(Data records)
====================

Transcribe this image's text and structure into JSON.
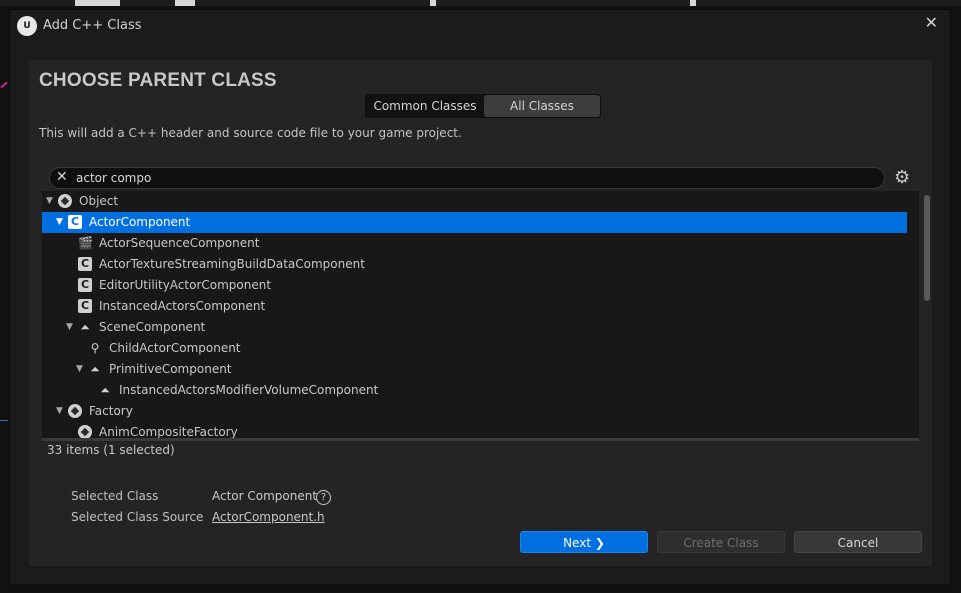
{
  "dialog": {
    "title": "Add C++ Class",
    "logo_text": "U",
    "close_glyph": "✕"
  },
  "header": {
    "heading": "CHOOSE PARENT CLASS"
  },
  "tabs": {
    "common": "Common Classes",
    "all": "All Classes",
    "active": "All Classes"
  },
  "description": "This will add a C++ header and source code file to your game project.",
  "search": {
    "value": "actor compo",
    "clear_glyph": "✕",
    "settings_glyph": "⚙"
  },
  "tree": {
    "items": [
      {
        "label": "Object",
        "icon": "object-icon",
        "depth": 0,
        "arrow": "▼"
      },
      {
        "label": "ActorComponent",
        "icon": "class-icon",
        "depth": 1,
        "arrow": "▼",
        "selected": true
      },
      {
        "label": "ActorSequenceComponent",
        "icon": "sequence-icon",
        "depth": 2
      },
      {
        "label": "ActorTextureStreamingBuildDataComponent",
        "icon": "class-icon",
        "depth": 2
      },
      {
        "label": "EditorUtilityActorComponent",
        "icon": "class-icon",
        "depth": 2
      },
      {
        "label": "InstancedActorsComponent",
        "icon": "class-icon",
        "depth": 2
      },
      {
        "label": "SceneComponent",
        "icon": "scene-component-icon",
        "depth": 2,
        "arrow": "▼"
      },
      {
        "label": "ChildActorComponent",
        "icon": "child-actor-icon",
        "depth": 3
      },
      {
        "label": "PrimitiveComponent",
        "icon": "scene-component-icon",
        "depth": 3,
        "arrow": "▼"
      },
      {
        "label": "InstancedActorsModifierVolumeComponent",
        "icon": "scene-component-icon",
        "depth": 4
      },
      {
        "label": "Factory",
        "icon": "object-icon",
        "depth": 1,
        "arrow": "▼"
      },
      {
        "label": "AnimCompositeFactory",
        "icon": "object-icon",
        "depth": 2
      }
    ]
  },
  "status": {
    "count": "33 items (1 selected)"
  },
  "selection": {
    "class_label": "Selected Class",
    "class_value": "Actor Component",
    "source_label": "Selected Class Source",
    "source_value": "ActorComponent.h",
    "help_glyph": "?"
  },
  "buttons": {
    "next": "Next ❯",
    "create": "Create Class",
    "cancel": "Cancel"
  },
  "colors": {
    "accent": "#0070e0",
    "dialog_bg": "#1b1b1b",
    "panel_bg": "#242424",
    "tree_bg": "#181818"
  }
}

====================

**DIRECTIONS FOR THIS TASK:** Show the lines of the data that hold the word "header".

**RESULT FOR THIS TASK:**
  "header": {
  "description": "This will add a C++ header and source code file to your game project.",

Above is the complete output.